THE PROBLEM — Below are some entries. Copy each line that holds the string "ylabel".

======

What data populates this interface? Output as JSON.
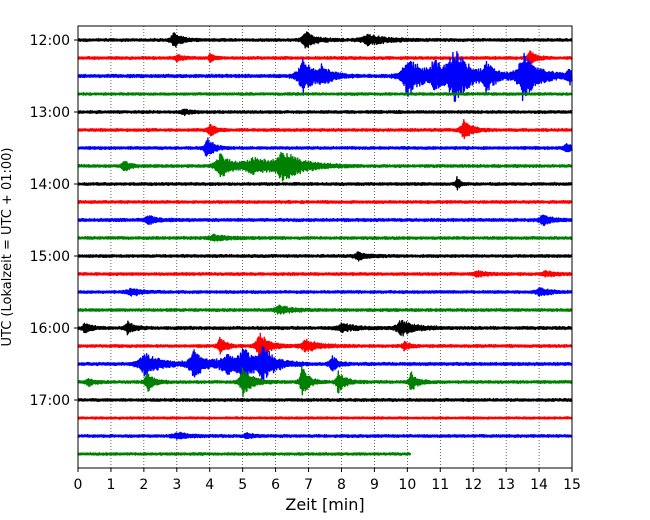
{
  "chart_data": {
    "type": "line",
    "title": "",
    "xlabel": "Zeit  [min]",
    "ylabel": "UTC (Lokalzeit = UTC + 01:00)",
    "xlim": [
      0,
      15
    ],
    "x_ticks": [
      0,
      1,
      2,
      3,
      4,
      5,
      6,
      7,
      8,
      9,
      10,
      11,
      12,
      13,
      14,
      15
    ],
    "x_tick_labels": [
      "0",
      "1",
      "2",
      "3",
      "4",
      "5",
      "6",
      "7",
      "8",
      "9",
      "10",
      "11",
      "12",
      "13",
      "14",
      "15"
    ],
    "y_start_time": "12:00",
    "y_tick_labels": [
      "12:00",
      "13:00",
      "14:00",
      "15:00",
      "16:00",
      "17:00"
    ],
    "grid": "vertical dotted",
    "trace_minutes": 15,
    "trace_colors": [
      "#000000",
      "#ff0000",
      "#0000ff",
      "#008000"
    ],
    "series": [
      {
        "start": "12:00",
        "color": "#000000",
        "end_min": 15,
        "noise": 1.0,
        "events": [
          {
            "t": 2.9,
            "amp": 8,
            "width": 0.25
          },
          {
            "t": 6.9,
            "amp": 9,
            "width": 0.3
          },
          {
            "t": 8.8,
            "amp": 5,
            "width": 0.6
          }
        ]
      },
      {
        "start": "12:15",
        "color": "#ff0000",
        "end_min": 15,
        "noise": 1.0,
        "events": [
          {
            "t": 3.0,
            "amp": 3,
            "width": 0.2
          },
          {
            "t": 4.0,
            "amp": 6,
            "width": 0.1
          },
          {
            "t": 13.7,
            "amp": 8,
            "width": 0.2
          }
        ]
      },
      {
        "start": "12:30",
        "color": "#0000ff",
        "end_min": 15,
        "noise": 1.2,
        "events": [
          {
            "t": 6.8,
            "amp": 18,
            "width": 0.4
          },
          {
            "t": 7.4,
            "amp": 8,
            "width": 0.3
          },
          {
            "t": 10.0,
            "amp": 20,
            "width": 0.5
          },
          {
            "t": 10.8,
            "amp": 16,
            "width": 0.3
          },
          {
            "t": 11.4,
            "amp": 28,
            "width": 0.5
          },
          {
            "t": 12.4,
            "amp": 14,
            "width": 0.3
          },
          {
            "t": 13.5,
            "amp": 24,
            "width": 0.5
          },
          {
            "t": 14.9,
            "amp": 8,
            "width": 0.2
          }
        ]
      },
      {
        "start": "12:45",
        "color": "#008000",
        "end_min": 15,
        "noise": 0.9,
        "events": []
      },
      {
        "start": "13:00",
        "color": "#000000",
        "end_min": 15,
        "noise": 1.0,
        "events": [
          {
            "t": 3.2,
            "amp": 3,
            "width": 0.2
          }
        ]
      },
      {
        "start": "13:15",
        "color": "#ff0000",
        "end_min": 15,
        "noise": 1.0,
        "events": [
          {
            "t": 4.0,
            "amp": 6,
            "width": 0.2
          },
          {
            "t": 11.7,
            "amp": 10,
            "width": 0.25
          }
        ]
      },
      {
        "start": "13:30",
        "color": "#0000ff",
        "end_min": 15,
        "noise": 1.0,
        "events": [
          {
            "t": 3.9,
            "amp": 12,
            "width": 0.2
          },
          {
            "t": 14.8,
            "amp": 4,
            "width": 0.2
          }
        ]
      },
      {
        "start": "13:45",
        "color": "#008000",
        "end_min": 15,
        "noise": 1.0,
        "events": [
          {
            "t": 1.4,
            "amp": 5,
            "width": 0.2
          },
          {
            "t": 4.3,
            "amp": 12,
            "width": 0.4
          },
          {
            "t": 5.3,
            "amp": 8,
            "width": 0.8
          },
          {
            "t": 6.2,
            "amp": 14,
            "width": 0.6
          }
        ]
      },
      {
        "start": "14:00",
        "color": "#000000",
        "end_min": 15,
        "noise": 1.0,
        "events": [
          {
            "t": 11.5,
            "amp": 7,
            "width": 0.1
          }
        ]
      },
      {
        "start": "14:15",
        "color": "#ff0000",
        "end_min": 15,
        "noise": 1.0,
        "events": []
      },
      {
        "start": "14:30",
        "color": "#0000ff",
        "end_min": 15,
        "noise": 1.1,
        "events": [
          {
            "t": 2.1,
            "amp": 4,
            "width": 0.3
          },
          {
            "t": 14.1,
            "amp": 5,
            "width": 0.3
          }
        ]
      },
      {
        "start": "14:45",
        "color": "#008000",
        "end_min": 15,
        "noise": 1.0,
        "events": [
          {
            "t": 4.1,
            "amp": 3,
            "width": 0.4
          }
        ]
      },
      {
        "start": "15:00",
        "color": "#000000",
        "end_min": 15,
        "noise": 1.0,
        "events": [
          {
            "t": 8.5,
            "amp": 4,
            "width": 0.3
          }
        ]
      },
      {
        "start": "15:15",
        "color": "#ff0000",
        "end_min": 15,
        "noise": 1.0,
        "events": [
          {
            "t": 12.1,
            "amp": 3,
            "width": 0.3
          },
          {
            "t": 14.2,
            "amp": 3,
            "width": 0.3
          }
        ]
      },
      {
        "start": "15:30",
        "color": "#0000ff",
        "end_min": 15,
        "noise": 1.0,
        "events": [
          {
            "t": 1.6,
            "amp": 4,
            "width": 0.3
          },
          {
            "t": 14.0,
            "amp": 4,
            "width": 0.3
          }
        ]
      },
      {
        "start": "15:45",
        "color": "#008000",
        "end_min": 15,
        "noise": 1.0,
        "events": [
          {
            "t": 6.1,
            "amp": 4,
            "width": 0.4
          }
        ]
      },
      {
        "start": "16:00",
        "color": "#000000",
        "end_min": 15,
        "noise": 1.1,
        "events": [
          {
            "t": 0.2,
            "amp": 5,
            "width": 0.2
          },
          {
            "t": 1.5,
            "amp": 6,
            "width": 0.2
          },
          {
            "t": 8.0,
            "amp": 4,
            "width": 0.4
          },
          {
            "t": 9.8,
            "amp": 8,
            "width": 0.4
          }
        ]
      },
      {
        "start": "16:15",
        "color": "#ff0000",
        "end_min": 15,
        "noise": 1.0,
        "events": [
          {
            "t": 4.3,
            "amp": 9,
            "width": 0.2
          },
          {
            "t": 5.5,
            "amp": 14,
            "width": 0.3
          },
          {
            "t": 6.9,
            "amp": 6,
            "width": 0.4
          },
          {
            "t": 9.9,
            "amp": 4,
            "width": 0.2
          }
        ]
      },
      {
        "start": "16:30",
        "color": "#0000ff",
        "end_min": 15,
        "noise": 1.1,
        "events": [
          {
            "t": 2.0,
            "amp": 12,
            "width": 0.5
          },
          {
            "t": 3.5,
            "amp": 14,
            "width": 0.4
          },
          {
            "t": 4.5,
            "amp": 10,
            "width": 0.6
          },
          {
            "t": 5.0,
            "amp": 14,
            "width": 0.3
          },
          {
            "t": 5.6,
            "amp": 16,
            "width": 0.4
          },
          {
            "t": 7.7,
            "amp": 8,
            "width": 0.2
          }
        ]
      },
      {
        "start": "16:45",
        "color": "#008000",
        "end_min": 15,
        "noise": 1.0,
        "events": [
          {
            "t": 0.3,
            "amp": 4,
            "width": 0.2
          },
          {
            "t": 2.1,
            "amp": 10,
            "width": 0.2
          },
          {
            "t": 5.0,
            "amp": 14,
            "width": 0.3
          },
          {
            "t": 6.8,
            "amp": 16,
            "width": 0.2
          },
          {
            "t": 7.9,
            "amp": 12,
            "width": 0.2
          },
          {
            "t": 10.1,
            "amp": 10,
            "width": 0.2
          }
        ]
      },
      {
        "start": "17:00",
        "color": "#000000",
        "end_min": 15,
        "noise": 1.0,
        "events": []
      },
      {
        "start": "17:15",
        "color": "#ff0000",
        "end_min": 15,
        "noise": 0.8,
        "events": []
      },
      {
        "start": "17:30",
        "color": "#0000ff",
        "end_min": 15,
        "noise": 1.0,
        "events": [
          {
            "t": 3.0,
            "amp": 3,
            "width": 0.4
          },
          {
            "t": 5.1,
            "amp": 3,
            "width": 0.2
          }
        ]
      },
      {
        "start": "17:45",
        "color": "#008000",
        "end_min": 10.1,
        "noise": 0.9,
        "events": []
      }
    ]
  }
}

======

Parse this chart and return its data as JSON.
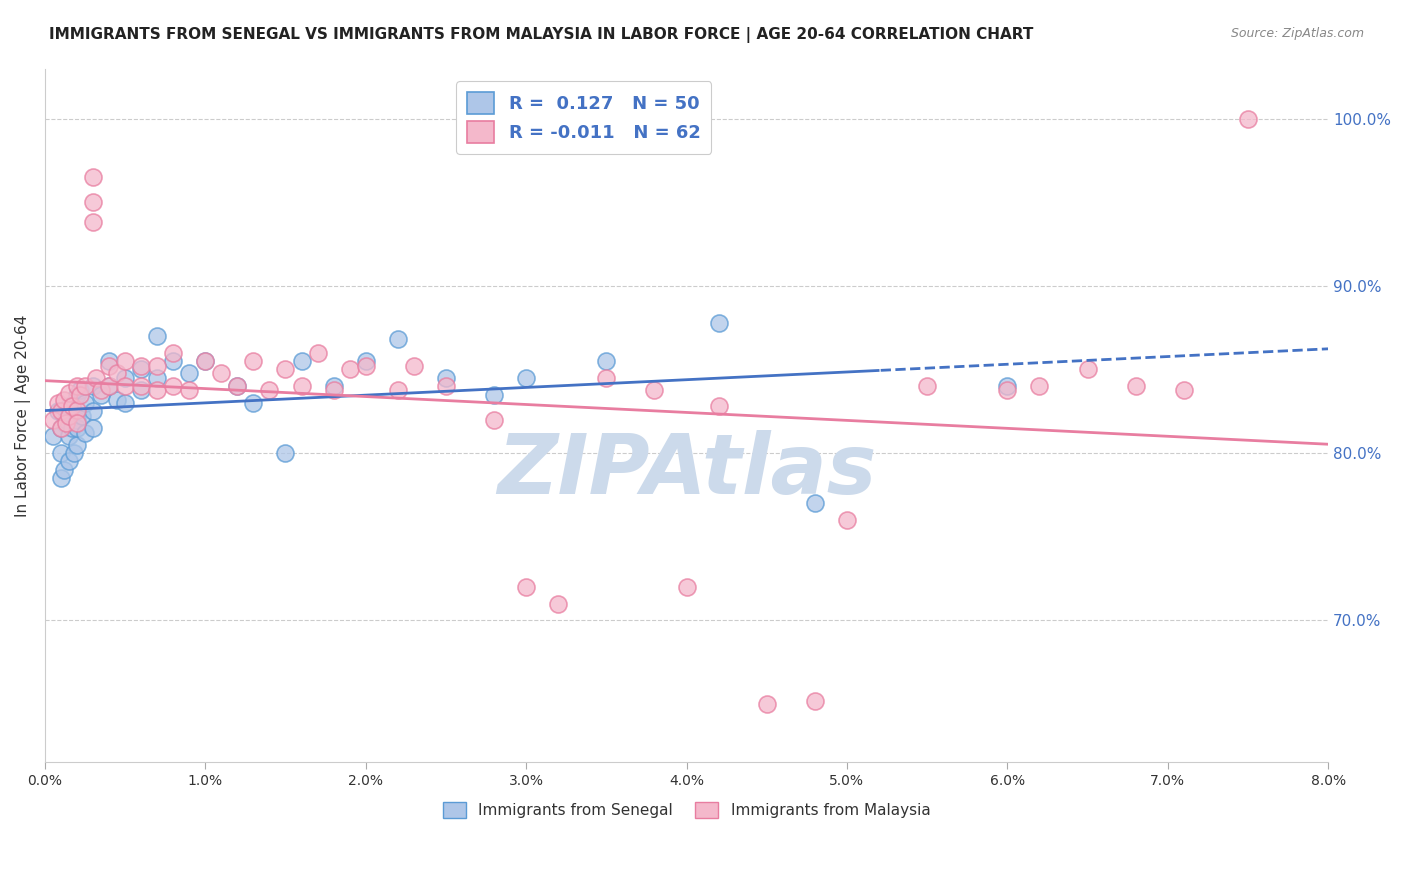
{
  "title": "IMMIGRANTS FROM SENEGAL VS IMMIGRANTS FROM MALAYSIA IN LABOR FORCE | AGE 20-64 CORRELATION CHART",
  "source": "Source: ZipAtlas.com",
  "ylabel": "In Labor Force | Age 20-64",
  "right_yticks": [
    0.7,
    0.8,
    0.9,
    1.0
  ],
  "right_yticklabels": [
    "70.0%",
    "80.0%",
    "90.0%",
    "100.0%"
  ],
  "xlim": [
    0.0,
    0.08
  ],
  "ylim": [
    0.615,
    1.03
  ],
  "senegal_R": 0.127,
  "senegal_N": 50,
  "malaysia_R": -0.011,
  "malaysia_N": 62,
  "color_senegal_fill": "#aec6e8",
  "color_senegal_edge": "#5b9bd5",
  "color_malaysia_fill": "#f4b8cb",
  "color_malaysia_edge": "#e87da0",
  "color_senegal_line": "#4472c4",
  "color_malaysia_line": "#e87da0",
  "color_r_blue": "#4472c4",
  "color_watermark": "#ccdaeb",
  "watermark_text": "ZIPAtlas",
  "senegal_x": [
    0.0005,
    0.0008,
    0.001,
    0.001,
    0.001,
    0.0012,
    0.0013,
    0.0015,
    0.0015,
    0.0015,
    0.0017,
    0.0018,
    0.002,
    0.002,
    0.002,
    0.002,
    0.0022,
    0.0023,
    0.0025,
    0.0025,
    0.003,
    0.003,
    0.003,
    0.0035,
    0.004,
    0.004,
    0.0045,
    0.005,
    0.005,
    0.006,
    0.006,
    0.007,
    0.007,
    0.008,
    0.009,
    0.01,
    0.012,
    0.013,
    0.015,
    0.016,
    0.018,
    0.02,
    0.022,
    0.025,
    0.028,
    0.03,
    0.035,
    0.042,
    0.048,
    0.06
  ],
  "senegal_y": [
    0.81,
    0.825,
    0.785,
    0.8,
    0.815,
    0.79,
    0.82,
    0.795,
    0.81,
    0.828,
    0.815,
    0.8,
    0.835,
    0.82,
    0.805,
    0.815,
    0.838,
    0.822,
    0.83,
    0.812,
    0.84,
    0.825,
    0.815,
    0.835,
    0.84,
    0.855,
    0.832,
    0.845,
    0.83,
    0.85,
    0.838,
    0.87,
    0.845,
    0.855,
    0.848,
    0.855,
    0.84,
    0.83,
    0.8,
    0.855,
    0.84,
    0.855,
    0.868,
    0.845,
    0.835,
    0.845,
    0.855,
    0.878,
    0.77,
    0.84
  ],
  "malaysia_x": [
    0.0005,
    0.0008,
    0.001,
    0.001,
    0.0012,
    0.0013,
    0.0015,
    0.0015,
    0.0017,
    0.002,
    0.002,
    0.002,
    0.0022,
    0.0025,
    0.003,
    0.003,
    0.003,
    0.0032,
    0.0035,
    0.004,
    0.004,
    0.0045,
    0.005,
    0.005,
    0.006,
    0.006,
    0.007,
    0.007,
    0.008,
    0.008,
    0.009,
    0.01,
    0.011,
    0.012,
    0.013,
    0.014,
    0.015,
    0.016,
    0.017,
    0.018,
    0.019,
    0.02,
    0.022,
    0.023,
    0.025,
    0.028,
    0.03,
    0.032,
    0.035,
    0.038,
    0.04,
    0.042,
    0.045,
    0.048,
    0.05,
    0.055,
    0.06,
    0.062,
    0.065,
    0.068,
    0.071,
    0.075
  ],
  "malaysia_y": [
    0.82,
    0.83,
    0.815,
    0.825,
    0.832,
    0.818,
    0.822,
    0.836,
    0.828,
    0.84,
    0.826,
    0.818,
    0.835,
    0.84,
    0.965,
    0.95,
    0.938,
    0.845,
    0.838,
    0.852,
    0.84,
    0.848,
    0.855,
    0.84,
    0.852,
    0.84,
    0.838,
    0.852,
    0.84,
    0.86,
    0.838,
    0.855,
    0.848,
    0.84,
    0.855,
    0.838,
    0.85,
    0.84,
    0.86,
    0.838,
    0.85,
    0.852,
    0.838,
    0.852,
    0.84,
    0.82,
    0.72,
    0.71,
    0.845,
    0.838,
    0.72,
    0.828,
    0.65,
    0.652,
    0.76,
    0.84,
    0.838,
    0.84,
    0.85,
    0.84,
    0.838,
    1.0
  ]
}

======

SOLVED PROBLEM —
    "ylabel": "UTC (Lokalzeit = UTC + 01:00)",
  "ylabel": "In Labor Force | Age 20-64",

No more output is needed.